DIRECTIVE: Go through the material below and count the lines with the string "image"; the number is the whole answer.

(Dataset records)
=-=-=-=-=

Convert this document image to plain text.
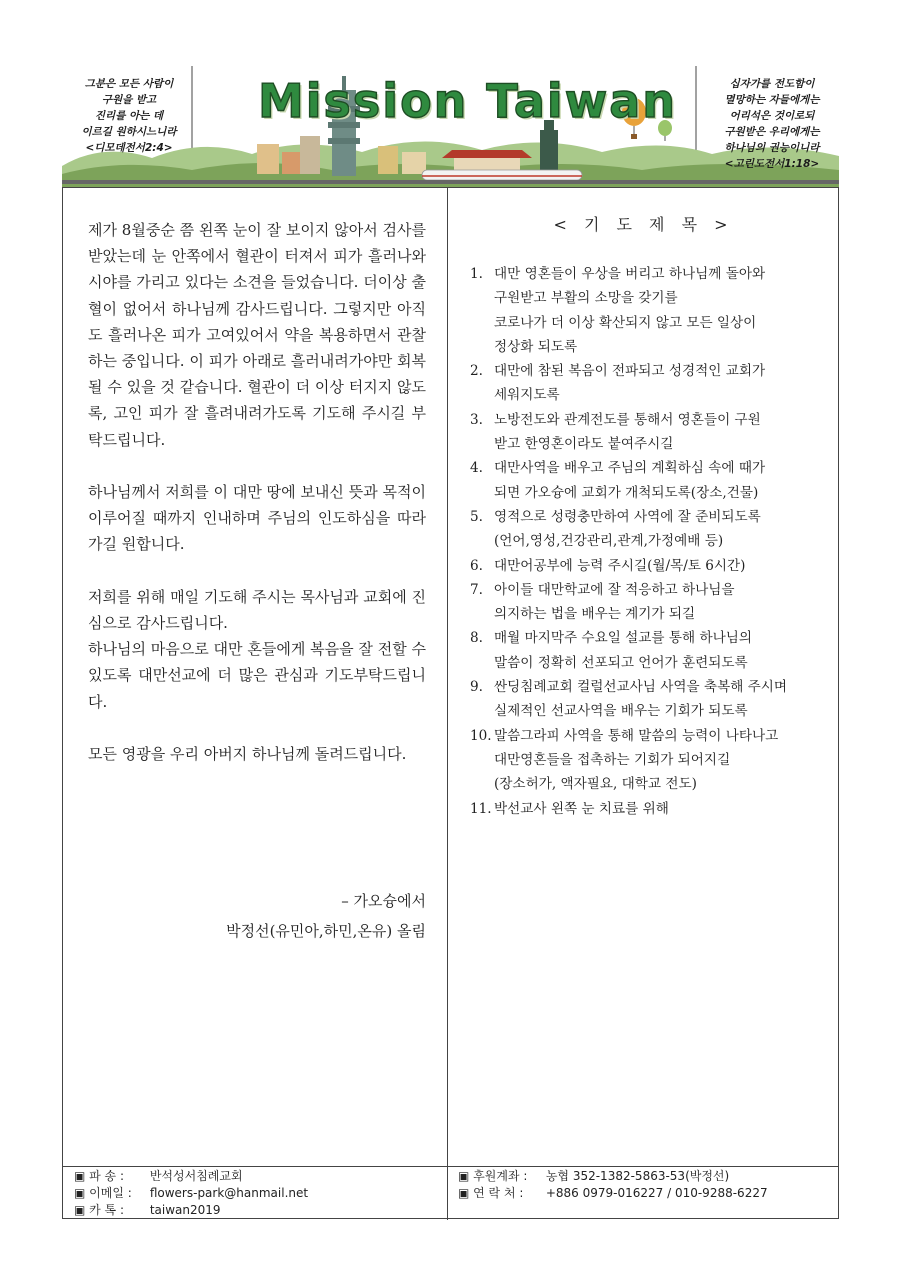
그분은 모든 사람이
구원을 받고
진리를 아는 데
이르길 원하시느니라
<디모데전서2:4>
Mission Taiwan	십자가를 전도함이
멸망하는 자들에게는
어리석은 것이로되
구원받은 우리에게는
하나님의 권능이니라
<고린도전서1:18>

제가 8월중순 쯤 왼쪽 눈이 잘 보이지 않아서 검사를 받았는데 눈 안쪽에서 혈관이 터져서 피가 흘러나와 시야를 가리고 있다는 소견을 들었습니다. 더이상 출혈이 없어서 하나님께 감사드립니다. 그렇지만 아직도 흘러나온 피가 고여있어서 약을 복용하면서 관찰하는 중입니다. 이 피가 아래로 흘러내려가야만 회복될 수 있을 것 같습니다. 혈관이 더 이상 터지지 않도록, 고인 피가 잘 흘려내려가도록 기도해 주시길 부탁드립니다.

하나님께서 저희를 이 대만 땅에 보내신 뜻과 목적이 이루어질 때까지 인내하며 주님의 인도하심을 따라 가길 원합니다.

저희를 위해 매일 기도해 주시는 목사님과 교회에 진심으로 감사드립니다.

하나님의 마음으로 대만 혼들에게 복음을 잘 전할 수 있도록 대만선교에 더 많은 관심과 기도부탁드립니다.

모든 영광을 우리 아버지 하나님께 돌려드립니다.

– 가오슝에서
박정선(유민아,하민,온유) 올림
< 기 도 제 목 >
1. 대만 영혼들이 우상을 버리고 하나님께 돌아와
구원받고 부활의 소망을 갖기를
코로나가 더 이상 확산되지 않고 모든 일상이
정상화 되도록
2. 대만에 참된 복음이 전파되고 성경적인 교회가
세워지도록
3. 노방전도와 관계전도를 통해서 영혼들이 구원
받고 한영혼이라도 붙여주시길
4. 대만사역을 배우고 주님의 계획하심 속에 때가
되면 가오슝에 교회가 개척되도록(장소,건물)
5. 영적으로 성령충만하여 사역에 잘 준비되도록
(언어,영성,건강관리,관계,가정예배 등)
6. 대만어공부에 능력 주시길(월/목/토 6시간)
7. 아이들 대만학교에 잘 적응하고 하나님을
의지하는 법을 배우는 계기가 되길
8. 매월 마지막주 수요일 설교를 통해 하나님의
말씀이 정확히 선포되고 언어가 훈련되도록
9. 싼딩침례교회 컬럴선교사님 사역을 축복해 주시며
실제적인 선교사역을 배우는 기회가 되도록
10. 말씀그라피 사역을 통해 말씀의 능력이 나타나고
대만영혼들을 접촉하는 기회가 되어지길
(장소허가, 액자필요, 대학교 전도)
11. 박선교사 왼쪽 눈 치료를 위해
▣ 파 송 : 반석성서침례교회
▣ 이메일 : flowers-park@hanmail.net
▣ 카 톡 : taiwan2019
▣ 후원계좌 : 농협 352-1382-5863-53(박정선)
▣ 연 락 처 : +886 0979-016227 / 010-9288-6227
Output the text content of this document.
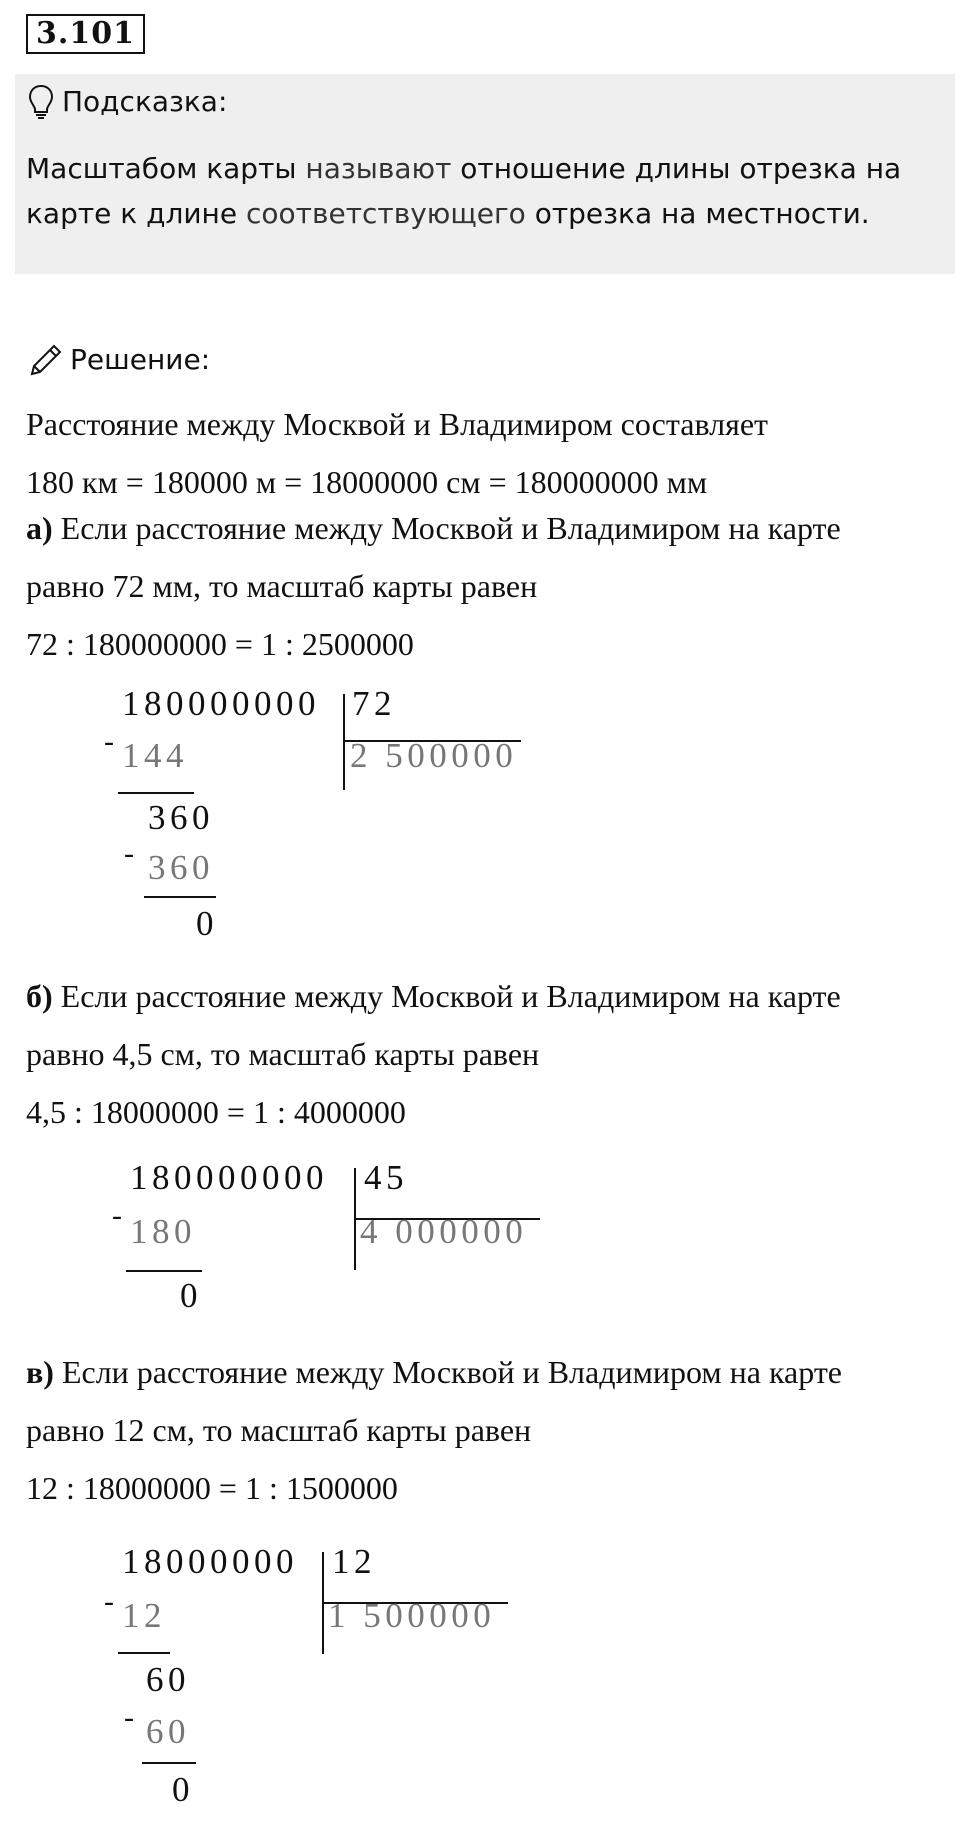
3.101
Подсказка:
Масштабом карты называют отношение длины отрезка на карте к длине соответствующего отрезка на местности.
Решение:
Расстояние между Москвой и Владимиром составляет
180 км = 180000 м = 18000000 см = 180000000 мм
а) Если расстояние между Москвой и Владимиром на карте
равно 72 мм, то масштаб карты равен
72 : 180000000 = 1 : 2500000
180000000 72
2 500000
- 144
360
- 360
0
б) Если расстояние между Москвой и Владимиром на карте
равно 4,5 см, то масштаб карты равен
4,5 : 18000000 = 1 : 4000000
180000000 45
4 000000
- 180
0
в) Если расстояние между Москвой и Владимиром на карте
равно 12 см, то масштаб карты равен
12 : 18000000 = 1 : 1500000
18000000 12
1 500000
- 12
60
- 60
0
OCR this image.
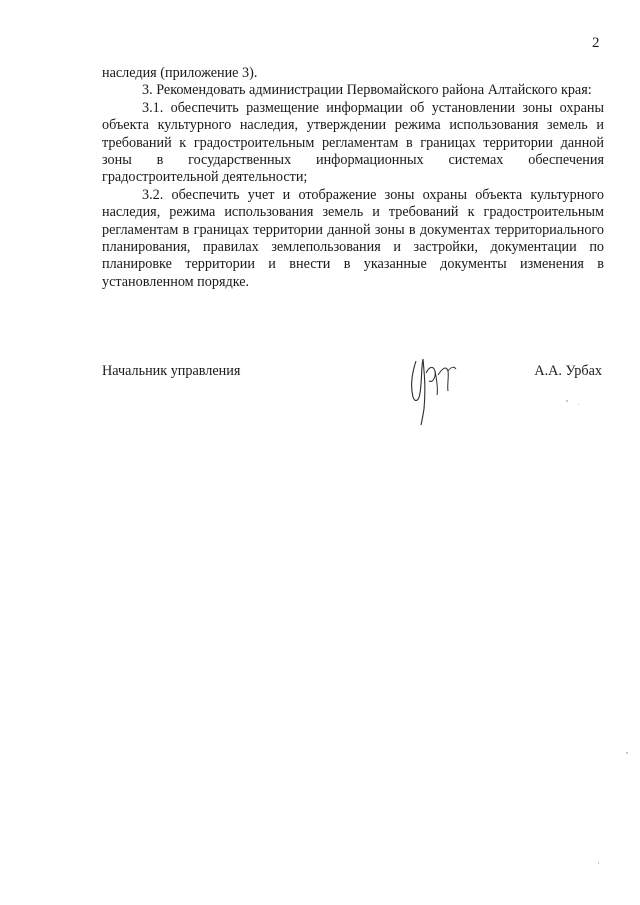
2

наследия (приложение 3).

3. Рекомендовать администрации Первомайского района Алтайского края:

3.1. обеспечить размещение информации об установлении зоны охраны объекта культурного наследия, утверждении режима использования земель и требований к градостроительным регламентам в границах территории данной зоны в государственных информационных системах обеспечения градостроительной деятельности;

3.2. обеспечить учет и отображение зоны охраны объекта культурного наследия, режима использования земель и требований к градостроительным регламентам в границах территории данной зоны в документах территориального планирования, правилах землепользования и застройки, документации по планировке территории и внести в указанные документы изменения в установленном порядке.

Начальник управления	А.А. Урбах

=-=-=-=-=

WORKED ANSWER: 2